→ **YOUR GOAL**: Filter by the string "ichorCNA": return the lines of the material that contain it.
___ PROVIDED ENTRIES ___
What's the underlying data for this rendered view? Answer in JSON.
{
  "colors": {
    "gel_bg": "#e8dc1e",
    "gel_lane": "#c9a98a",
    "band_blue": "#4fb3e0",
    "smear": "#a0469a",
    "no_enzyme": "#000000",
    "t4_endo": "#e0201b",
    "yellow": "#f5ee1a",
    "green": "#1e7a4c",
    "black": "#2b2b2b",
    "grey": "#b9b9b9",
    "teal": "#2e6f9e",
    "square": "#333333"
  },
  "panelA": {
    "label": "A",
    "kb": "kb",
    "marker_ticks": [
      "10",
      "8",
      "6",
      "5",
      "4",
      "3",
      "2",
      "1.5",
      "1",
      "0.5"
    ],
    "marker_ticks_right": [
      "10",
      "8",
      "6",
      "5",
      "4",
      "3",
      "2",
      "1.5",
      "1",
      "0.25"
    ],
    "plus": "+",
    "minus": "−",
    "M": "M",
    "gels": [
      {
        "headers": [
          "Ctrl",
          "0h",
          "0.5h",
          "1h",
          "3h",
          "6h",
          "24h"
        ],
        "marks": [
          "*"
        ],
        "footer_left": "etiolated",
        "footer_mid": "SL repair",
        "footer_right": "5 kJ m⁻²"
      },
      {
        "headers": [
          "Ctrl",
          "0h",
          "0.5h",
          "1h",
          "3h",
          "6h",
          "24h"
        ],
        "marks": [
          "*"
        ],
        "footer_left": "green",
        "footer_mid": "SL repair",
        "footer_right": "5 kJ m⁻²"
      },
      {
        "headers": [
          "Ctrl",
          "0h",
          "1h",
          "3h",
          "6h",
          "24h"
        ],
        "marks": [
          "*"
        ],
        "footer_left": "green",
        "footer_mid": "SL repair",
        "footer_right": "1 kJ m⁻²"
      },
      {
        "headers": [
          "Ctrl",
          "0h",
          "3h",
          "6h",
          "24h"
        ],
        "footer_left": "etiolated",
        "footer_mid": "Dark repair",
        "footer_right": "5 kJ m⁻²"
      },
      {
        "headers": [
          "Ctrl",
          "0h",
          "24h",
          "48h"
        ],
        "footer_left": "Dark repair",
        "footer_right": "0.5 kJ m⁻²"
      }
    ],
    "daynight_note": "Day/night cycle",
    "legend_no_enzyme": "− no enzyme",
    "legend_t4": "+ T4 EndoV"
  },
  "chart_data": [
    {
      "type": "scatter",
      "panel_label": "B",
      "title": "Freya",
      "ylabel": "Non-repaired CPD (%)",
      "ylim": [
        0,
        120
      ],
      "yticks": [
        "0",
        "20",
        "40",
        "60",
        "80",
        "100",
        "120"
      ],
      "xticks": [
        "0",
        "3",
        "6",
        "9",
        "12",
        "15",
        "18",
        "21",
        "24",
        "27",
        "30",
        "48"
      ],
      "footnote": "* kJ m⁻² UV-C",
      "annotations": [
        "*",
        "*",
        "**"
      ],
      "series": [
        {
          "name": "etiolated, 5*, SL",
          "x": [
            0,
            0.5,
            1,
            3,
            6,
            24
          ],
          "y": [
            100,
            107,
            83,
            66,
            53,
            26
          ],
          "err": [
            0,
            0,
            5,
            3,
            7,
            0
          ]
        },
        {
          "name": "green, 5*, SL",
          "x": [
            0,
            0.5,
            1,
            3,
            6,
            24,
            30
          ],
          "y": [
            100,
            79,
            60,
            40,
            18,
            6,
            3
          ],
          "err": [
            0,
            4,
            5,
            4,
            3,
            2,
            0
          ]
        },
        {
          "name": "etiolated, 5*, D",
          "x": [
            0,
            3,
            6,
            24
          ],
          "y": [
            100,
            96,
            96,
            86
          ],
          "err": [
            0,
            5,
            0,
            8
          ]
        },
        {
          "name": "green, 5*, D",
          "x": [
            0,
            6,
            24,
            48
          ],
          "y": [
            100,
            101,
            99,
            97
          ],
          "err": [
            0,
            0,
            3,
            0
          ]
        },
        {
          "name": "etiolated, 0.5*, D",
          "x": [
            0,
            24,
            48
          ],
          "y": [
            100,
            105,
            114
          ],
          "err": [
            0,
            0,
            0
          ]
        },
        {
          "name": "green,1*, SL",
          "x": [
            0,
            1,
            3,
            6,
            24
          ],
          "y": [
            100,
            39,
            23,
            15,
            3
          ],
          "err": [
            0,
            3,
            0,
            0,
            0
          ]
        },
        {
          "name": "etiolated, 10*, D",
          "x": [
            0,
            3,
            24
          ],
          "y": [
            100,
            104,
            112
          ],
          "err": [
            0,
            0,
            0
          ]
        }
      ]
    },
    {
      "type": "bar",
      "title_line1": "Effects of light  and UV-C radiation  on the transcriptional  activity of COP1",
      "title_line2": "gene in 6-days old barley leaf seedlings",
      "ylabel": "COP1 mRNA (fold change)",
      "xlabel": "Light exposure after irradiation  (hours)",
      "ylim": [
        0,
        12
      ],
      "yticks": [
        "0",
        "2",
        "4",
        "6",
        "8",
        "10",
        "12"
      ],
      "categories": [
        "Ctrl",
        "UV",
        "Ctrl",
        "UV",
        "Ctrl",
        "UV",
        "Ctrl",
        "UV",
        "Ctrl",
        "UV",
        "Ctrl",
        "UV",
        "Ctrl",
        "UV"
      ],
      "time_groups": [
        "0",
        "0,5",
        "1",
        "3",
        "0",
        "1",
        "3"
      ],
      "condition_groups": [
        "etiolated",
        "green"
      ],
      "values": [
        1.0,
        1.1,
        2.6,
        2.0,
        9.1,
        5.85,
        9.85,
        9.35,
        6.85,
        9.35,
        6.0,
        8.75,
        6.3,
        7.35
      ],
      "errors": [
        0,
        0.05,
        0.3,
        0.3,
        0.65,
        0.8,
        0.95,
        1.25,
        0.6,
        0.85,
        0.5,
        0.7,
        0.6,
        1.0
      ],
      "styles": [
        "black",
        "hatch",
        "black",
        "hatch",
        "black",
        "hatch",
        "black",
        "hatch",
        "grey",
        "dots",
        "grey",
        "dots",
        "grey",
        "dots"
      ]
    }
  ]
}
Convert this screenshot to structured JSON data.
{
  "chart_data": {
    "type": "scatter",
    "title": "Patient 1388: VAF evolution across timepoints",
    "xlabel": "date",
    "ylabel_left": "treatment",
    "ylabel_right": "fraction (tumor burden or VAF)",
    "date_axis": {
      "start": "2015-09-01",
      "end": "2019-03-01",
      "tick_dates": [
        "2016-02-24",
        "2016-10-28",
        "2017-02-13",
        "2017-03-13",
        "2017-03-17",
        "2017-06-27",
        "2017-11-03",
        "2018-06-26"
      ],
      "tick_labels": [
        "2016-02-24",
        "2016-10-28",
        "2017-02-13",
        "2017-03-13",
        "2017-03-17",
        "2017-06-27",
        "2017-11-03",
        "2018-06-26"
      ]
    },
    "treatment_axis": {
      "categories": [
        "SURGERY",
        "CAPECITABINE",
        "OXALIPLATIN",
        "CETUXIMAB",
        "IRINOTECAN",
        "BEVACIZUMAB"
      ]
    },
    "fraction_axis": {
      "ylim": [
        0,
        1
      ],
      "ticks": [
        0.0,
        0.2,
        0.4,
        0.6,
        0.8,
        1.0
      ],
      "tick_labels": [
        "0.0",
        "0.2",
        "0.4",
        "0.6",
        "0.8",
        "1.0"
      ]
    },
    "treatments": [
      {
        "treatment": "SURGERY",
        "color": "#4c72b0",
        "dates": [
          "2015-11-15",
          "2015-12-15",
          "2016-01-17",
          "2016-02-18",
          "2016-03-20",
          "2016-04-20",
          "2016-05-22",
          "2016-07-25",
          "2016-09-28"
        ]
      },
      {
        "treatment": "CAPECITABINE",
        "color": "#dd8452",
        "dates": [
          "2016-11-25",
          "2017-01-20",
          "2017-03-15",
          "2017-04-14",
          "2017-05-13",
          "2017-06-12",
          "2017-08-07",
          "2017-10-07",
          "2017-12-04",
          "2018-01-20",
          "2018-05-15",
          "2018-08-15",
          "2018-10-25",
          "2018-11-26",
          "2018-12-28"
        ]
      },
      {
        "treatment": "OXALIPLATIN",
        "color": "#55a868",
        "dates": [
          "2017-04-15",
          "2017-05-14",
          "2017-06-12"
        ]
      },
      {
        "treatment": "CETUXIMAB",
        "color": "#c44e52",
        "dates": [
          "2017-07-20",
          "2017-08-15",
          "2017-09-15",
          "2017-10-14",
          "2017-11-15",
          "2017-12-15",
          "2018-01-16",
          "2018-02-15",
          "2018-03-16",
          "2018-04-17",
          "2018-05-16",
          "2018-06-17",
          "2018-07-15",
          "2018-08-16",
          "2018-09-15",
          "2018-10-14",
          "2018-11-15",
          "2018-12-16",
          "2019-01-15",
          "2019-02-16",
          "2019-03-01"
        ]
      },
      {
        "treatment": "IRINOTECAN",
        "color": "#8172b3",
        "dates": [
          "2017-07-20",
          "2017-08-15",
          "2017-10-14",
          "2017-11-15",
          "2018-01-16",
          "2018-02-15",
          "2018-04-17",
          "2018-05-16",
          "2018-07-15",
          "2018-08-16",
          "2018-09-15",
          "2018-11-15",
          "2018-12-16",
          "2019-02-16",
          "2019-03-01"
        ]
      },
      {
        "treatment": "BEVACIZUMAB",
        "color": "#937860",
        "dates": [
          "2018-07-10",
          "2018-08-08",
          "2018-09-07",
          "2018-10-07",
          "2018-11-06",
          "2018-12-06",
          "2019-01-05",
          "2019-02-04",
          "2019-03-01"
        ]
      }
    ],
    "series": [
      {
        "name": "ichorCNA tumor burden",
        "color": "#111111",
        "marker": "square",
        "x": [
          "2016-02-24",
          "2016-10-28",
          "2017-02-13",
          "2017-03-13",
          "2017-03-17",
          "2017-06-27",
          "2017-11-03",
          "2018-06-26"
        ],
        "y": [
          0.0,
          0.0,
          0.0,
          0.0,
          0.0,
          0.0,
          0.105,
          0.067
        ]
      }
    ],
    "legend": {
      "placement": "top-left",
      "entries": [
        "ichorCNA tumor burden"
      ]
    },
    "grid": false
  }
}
___
→ **ANSWER TO THE PROBLEM**:
        "name": "ichorCNA tumor burden",
        "ichorCNA tumor burden"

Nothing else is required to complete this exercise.